REQUIRED TASKS:
1: In the news article on AMGA and Medicare quality standards, who is AMGA's President and CEO?
2: Extend the news article on AMGA's call to align Medicare quality standards, picking up after its final quoted paragraph.

Public Payers News

AMGA: Align Quality, Performance across Medicare Advantage, ACOs

AMGA urged CMS to add uniform quality standards for all Medicare programs including Medicare Advantage and Medicare accountable care organizations (ACOs).

AMGA urged CMS to align quality standards across the entire Medicare program

Source: Thinkstock

By Thomas Beaton

- CMS should work to align quality and performance standards across all Medicare programs, including Medicare Advantage (MA) and the Medicare accountable care organization (ACO) initiatives, says AMGA.

In a letter issued in response to proposed changes to MA and Medicare Part D, AMGA President and CEO Jerry Penso, MD, MBA, argued that more standardization across multiple programs would help reduce Medicare spending and create improved care quality for all Medicare beneficiaries.

The proposed changes from CMS allow MA plans to provide flexible supplemental benefit offerings, cost sharing, and chronic disease benefits. AMGA supports care models like Medicare Advantage, and believes that the changes should be available for all Medicare providers, not just Medicare Advantage plans, so they can compete and drive innovation.

“Supplemental benefits are particularly important for chronically ill or medically vulnerable patients,” said Penso, in an accompanying press release. “This flexibility in benefit design should be available to all Medicare beneficiaries.”

“This proposal is an opportunity to align the disparate parts of the Medicare program,” Penso added. “Should CMS finalize this proposal, similar changes should be implemented across the entire Medicare program to ensure a level playing field.”

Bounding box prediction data

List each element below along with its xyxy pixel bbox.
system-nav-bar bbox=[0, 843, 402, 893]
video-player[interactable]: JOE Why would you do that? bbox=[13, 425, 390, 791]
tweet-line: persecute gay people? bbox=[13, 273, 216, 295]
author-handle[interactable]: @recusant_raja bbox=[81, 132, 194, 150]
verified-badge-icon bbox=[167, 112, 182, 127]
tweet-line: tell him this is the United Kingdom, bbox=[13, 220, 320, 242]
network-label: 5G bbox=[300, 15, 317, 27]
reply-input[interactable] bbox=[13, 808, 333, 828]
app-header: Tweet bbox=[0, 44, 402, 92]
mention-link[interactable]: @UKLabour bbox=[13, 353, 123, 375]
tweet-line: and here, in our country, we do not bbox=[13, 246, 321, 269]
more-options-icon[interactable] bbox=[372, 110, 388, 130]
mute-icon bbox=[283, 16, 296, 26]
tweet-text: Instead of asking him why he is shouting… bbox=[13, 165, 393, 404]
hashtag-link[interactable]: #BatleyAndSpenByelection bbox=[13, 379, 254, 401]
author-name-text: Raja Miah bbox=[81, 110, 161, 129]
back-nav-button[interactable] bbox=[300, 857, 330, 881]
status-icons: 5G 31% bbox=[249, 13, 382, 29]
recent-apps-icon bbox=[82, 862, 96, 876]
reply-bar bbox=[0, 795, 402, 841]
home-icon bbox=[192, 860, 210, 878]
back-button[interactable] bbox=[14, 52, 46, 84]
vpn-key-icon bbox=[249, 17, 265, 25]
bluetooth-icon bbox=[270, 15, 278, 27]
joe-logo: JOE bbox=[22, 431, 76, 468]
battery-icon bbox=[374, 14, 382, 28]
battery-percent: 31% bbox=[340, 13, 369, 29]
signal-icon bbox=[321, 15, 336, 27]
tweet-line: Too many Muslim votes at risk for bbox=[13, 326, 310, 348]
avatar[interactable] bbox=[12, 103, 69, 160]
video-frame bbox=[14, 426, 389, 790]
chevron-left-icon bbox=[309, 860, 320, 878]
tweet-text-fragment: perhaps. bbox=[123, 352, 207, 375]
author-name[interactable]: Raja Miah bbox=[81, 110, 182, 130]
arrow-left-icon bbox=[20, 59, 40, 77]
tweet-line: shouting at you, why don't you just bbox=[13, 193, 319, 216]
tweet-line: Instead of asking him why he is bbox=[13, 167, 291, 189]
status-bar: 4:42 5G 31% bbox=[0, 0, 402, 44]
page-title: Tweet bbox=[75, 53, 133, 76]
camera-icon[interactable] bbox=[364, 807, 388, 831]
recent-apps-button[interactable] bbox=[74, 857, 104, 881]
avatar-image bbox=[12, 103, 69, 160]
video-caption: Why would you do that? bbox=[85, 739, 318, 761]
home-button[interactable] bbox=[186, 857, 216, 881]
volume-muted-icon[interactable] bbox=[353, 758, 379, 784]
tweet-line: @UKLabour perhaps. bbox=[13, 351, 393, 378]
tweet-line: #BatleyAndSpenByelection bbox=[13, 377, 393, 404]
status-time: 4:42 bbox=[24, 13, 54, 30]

TASK-BY-TASK RESULTS:
1: Jerry Penso, MD, MBA.

2:
AMGA has concerns that the policy changes exclude potential improvements in care quality within Medicare Part B.

The changes would add more flexibilities to Medicare Part C and MA, but exclude Medicare Part B. AMGA argues this is a problem because the Part B program wouldn’t be able to use these flexibilities to treat high-cost beneficiaries that contribute to large portions of Medicare spending.

AMGA suggested that ensuring the changes are uniform would add improvements in premium spending and consumer pricing.  

“Assuming CMS continues to make Medicare benefit design and pricing more transparent, competition between Part C and Part B would mean beneficiaries would have more choice and leverage which would translate to decreased premium costs,” AMGA said. “In sum, Medicare would, finally, become a synergistic, coherent program or one greater than the sum of its parts.”

AMGA expressed additional concerns for a proposed change that would eliminate “meaningful difference” requirements, which are limits on how many different MA plans a payer may provide. CMS proposed the change as a way to add MA competition within counties and allow MA payers to focus on the quality of health plan benefits.  

AMGA contended that CMS’s rationale for the decision isn’t valid since enrollees already have an average of 18 MA plans to choose from per county. AMGA added that CMS did not provide evidence that meaningful difference requirements inhibited payers from providing high-quality benefits.

AMGA believes that individuals may have difficulty in choosing a plan if there are too many plan options and that meaningful difference requirements may actually be useful for consumers.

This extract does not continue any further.